• Required task: Return a copy of each line that holds the string "étrangers".

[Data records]
==*==
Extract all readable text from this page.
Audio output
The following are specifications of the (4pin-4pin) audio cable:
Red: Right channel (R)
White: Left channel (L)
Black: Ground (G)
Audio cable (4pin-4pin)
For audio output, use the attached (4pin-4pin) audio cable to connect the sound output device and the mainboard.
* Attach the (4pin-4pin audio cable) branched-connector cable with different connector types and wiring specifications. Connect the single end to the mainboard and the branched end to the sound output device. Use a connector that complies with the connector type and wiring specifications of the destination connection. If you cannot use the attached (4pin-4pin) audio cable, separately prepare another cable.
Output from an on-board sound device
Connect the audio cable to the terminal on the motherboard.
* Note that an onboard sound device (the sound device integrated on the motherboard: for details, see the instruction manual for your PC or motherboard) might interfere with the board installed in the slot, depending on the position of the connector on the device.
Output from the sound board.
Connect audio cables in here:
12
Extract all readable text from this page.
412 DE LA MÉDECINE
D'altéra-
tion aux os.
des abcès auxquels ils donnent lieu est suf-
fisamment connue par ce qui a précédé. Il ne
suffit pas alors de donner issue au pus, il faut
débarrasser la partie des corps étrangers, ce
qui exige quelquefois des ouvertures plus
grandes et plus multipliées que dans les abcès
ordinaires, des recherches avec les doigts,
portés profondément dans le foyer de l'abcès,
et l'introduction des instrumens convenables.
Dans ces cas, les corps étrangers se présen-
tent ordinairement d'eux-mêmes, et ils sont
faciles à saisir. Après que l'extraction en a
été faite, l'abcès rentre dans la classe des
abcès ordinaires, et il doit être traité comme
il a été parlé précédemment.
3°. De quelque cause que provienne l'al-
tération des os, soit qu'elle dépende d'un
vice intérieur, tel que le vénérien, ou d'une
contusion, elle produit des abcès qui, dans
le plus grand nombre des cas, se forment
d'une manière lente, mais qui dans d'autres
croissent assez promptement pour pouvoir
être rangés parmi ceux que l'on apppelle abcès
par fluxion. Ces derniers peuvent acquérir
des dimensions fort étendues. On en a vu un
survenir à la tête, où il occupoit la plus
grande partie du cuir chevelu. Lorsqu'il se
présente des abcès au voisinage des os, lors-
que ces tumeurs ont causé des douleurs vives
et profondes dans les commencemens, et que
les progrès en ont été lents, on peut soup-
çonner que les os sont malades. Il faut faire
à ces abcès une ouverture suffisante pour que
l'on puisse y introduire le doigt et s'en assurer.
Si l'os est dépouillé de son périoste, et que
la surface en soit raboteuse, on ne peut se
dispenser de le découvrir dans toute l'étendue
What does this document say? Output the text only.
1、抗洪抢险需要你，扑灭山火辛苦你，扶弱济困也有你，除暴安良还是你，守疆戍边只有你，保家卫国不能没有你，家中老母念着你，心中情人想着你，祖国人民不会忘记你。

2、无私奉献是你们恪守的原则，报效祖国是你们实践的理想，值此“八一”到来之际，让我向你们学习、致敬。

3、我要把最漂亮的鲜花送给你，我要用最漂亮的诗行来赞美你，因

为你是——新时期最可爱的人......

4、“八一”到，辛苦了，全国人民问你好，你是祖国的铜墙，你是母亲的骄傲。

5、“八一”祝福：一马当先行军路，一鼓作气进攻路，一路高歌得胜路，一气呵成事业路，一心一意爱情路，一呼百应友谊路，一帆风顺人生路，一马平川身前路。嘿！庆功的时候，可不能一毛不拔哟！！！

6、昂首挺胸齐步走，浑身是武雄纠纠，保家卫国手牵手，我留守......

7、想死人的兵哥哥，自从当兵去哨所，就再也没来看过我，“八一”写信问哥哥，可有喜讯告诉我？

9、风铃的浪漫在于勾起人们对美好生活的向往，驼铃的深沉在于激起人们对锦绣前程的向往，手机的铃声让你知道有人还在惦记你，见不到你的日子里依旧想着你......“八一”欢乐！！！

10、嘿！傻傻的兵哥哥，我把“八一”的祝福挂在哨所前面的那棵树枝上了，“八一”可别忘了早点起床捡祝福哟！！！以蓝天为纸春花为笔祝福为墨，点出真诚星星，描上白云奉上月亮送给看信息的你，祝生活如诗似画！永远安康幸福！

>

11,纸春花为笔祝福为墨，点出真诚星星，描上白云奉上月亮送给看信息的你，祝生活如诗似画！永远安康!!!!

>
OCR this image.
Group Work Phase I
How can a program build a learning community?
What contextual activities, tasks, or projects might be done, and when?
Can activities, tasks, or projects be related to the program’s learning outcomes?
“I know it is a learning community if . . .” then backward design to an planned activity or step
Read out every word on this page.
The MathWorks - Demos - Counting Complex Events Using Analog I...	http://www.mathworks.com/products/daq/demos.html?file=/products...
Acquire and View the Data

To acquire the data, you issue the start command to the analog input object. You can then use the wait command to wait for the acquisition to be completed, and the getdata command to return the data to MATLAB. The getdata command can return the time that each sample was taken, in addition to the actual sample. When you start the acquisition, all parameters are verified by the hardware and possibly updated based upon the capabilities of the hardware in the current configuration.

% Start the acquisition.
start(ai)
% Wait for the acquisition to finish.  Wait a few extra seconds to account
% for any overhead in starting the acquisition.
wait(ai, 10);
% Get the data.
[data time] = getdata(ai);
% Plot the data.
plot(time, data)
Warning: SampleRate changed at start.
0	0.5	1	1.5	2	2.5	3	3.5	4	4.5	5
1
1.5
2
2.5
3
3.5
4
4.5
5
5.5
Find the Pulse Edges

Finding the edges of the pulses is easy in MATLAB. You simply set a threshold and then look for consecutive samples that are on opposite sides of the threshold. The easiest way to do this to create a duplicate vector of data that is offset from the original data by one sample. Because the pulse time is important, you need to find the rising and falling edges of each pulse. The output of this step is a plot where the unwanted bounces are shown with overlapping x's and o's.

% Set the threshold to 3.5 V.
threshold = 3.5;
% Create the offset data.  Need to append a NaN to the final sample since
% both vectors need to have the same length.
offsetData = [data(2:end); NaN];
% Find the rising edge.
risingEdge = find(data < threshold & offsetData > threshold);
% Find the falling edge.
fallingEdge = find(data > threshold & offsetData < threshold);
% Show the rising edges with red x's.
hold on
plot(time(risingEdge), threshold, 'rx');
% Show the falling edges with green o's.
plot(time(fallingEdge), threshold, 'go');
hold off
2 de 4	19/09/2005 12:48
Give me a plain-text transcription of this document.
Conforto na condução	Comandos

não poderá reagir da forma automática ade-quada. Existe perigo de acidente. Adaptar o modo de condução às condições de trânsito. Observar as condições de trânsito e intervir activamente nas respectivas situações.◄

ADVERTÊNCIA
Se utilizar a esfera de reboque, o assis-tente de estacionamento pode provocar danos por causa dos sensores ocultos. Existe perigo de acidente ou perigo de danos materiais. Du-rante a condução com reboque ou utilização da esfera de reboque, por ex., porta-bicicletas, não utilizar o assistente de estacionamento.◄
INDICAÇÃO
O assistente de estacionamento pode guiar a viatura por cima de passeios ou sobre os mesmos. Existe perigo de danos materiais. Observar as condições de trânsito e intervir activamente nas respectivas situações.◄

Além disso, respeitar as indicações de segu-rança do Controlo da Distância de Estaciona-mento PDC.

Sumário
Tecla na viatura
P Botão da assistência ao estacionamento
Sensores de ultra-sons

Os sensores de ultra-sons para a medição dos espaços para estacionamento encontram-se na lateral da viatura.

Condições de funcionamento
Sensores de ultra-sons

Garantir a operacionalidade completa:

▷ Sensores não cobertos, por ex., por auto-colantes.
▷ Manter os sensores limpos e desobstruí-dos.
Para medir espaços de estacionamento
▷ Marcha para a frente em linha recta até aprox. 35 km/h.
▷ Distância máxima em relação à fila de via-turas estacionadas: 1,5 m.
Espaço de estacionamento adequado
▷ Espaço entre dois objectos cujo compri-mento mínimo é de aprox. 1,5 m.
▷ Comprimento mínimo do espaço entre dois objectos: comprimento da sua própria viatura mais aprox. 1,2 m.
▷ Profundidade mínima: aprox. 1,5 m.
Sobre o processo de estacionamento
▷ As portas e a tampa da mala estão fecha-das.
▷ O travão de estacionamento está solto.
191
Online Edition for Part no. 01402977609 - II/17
==*==
• Full output:
débarrasser la partie des corps étrangers, ce
Dans ces cas, les corps étrangers se présen-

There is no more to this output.